### Listing
= = = = =
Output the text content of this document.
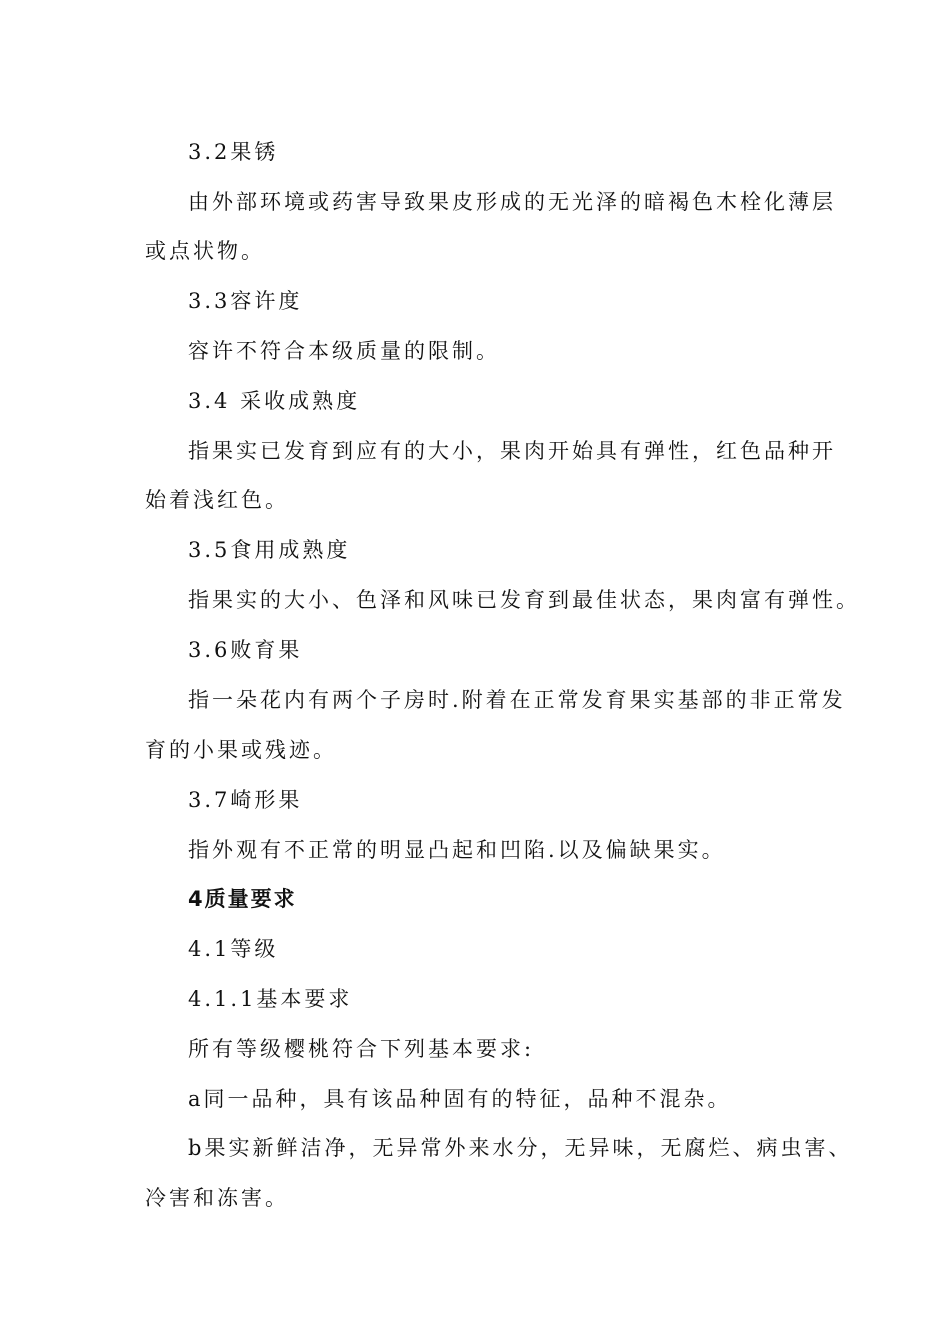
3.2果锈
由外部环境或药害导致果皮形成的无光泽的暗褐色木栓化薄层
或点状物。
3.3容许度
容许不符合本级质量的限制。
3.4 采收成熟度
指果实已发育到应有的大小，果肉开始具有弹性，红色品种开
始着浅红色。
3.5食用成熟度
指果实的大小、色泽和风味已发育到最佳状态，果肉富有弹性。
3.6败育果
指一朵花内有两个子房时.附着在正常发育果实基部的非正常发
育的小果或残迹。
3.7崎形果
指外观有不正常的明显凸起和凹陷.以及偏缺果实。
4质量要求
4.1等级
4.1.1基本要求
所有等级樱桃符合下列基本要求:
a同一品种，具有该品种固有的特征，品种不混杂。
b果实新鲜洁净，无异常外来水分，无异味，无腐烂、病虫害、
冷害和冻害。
= = = = =
All records above are to be printed exactly, minus the pictures they contain.

Output the text content of this document.
3.2果锈
由外部环境或药害导致果皮形成的无光泽的暗褐色木栓化薄层
或点状物。
3.3容许度
容许不符合本级质量的限制。
3.4 采收成熟度
指果实已发育到应有的大小，果肉开始具有弹性，红色品种开
始着浅红色。
3.5食用成熟度
指果实的大小、色泽和风味已发育到最佳状态，果肉富有弹性。
3.6败育果
指一朵花内有两个子房时.附着在正常发育果实基部的非正常发
育的小果或残迹。
3.7崎形果
指外观有不正常的明显凸起和凹陷.以及偏缺果实。
4质量要求
4.1等级
4.1.1基本要求
所有等级樱桃符合下列基本要求:
a同一品种，具有该品种固有的特征，品种不混杂。
b果实新鲜洁净，无异常外来水分，无异味，无腐烂、病虫害、
冷害和冻害。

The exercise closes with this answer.